§ **Provided records**:
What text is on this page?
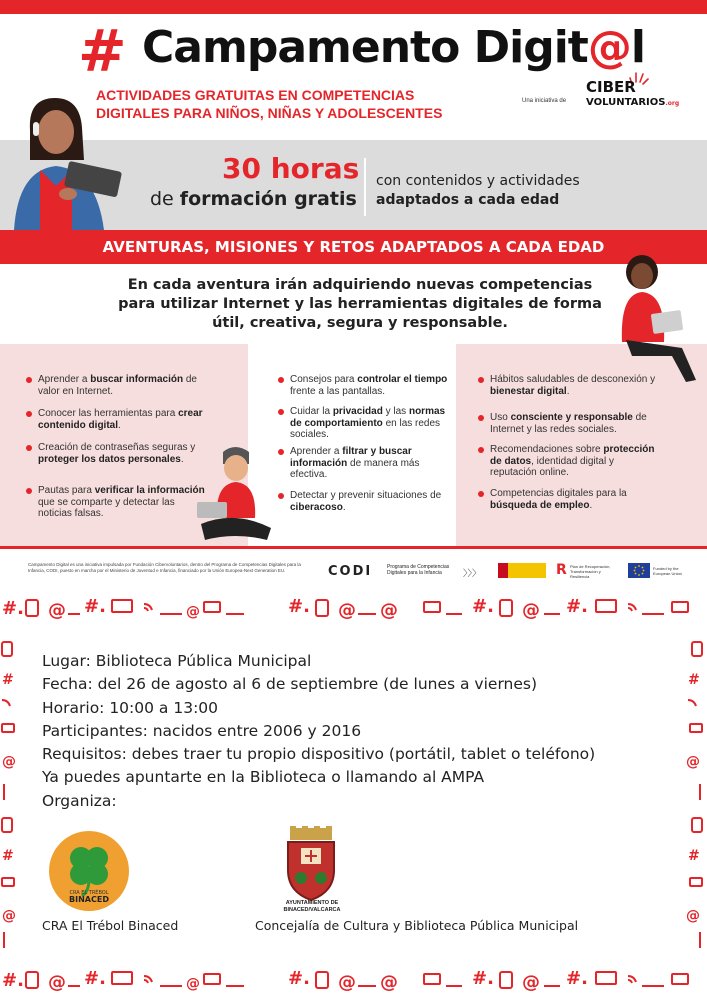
# Campamento Digit@l
ACTIVIDADES GRATUITAS EN COMPETENCIAS
DIGITALES PARA NIÑOS, NIÑAS Y ADOLESCENTES
Una iniciativa de
CIBER
VOLUNTARIOS.org
30 horas
de formación gratis
con contenidos y actividades
adaptados a cada edad
AVENTURAS, MISIONES Y RETOS ADAPTADOS A CADA EDAD
En cada aventura irán adquiriendo nuevas competencias
para utilizar Internet y las herramientas digitales de forma
útil, creativa, segura y responsable.
Campamento Digital es una iniciativa impulsada por Fundación Cibervoluntarios, dentro del Programa de Competencias Digitales para la Infancia, CODI, puesto en marcha por el Ministerio de Juventud e Infancia, financiado por la Unión Europea-Next Generation EU.	CODI	Programa de Competencias Digitales para la Infancia	〉〉〉	R Plan de Recuperación, Transformación y Resiliencia
Funded by the European Union
#. @ #.	@	#. @ @	#. @ #.
#. @ #.	@	#. @ @	#. @ #.
#
@
#
@
#
@
#
@
Lugar: Biblioteca Pública Municipal
Fecha: del 26 de agosto al 6 de septiembre (de lunes a viernes)
Horario: 10:00 a 13:00
Participantes: nacidos entre 2006 y 2016
Requisitos: debes traer tu propio dispositivo (portátil, tablet o teléfono)
Ya puedes apuntarte en la Biblioteca o llamando al AMPA
Organiza:
CRA EL TRÉBOL
BINACED
CRA El Trébol Binaced
AYUNTAMIENTO DE
BINACED/VALCARCA
Concejalía de Cultura y Biblioteca Pública Municipal
Aprender a buscar información de valor en Internet.
Conocer las herramientas para crear contenido digital.
Creación de contraseñas seguras y proteger los datos personales.
Pautas para verificar la información que se comparte y detectar las noticias falsas.
Consejos para controlar el tiempo frente a las pantallas.
Cuidar la privacidad y las normas de comportamiento en las redes sociales.
Aprender a filtrar y buscar información de manera más efectiva.
Detectar y prevenir situaciones de ciberacoso.
Hábitos saludables de desconexión y bienestar digital.
Uso consciente y responsable de Internet y las redes sociales.
Recomendaciones sobre protección de datos, identidad digital y reputación online.
Competencias digitales para la búsqueda de empleo.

§ **Stated task**:
All of the data above should be quoted exactly, except for the pictures.

§ **The output**:
What text is on this page?
# Campamento Digit@l
ACTIVIDADES GRATUITAS EN COMPETENCIAS
DIGITALES PARA NIÑOS, NIÑAS Y ADOLESCENTES
Una iniciativa de
CIBER
VOLUNTARIOS.org
30 horas
de formación gratis
con contenidos y actividades
adaptados a cada edad
AVENTURAS, MISIONES Y RETOS ADAPTADOS A CADA EDAD
En cada aventura irán adquiriendo nuevas competencias
para utilizar Internet y las herramientas digitales de forma
útil, creativa, segura y responsable.
Campamento Digital es una iniciativa impulsada por Fundación Cibervoluntarios, dentro del Programa de Competencias Digitales para la Infancia, CODI, puesto en marcha por el Ministerio de Juventud e Infancia, financiado por la Unión Europea-Next Generation EU.	CODI	Programa de Competencias Digitales para la Infancia	〉〉〉	R Plan de Recuperación, Transformación y Resiliencia
Funded by the European Union
#. @ #.	@	#. @ @	#. @ #.
#. @ #.	@	#. @ @	#. @ #.
#
@
#
@
#
@
#
@
Lugar: Biblioteca Pública Municipal
Fecha: del 26 de agosto al 6 de septiembre (de lunes a viernes)
Horario: 10:00 a 13:00
Participantes: nacidos entre 2006 y 2016
Requisitos: debes traer tu propio dispositivo (portátil, tablet o teléfono)
Ya puedes apuntarte en la Biblioteca o llamando al AMPA
Organiza:
CRA EL TRÉBOL
BINACED
CRA El Trébol Binaced
AYUNTAMIENTO DE
BINACED/VALCARCA
Concejalía de Cultura y Biblioteca Pública Municipal
Aprender a buscar información de valor en Internet.
Conocer las herramientas para crear contenido digital.
Creación de contraseñas seguras y proteger los datos personales.
Pautas para verificar la información que se comparte y detectar las noticias falsas.
Consejos para controlar el tiempo frente a las pantallas.
Cuidar la privacidad y las normas de comportamiento en las redes sociales.
Aprender a filtrar y buscar información de manera más efectiva.
Detectar y prevenir situaciones de ciberacoso.
Hábitos saludables de desconexión y bienestar digital.
Uso consciente y responsable de Internet y las redes sociales.
Recomendaciones sobre protección de datos, identidad digital y reputación online.
Competencias digitales para la búsqueda de empleo.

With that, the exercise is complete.